___ Extracted entries
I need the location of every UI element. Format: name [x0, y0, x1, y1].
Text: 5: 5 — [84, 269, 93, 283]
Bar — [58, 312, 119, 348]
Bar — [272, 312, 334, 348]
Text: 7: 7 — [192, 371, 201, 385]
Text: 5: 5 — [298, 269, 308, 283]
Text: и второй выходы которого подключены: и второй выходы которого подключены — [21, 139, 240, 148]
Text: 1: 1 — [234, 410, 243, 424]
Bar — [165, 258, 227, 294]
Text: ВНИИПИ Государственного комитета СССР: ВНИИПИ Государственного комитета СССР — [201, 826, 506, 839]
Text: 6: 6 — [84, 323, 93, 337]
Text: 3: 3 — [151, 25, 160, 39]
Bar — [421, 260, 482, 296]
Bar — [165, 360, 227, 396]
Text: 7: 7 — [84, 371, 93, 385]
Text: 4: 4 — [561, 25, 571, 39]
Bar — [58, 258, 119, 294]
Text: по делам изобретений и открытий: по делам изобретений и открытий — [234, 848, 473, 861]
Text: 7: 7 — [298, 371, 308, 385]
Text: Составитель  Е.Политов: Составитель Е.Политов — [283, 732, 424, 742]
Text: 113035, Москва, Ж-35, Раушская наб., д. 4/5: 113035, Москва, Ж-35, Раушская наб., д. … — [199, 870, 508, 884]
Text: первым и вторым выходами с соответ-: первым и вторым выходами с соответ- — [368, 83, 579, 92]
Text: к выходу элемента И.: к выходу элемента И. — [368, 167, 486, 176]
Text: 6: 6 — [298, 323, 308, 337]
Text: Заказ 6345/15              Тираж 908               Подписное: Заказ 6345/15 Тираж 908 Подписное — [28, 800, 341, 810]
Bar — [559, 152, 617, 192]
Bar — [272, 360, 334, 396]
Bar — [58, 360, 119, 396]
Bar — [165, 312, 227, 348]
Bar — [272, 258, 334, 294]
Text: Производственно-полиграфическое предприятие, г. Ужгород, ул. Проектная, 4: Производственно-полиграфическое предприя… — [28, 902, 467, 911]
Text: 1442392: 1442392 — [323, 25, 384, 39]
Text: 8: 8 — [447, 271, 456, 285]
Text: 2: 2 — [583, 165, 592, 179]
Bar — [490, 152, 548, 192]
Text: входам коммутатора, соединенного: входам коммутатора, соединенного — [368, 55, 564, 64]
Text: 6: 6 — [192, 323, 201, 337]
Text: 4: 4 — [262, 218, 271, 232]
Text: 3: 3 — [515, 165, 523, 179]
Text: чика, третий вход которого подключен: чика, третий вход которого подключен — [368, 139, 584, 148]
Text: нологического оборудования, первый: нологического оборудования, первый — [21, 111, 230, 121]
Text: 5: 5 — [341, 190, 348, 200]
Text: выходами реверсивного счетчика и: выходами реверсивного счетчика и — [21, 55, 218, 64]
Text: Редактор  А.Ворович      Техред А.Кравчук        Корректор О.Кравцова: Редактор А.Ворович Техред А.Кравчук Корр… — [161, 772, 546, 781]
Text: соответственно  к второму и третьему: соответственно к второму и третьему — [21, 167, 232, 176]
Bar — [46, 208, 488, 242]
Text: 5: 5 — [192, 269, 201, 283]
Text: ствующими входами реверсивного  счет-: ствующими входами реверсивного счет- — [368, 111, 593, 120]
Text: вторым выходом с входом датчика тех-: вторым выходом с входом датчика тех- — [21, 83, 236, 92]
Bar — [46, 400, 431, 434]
______
Aim | Rewrite the lines from the start of the records through the line containing "Bar — [165, 258, 227, 294]", both ends included, as a JSON list of strings with one string per line and blank lines omitted.

In response |
[
  "I need the location of every UI element. Format: name [x0, y0, x1, y1].",
  "Text: 5: 5 — [84, 269, 93, 283]",
  "Bar — [58, 312, 119, 348]",
  "Bar — [272, 312, 334, 348]",
  "Text: 7: 7 — [192, 371, 201, 385]",
  "Text: 5: 5 — [298, 269, 308, 283]",
  "Text: и второй выходы которого подключены: и второй выходы которого подключены — [21, 139, 240, 148]",
  "Text: 1: 1 — [234, 410, 243, 424]",
  "Bar — [165, 258, 227, 294]"
]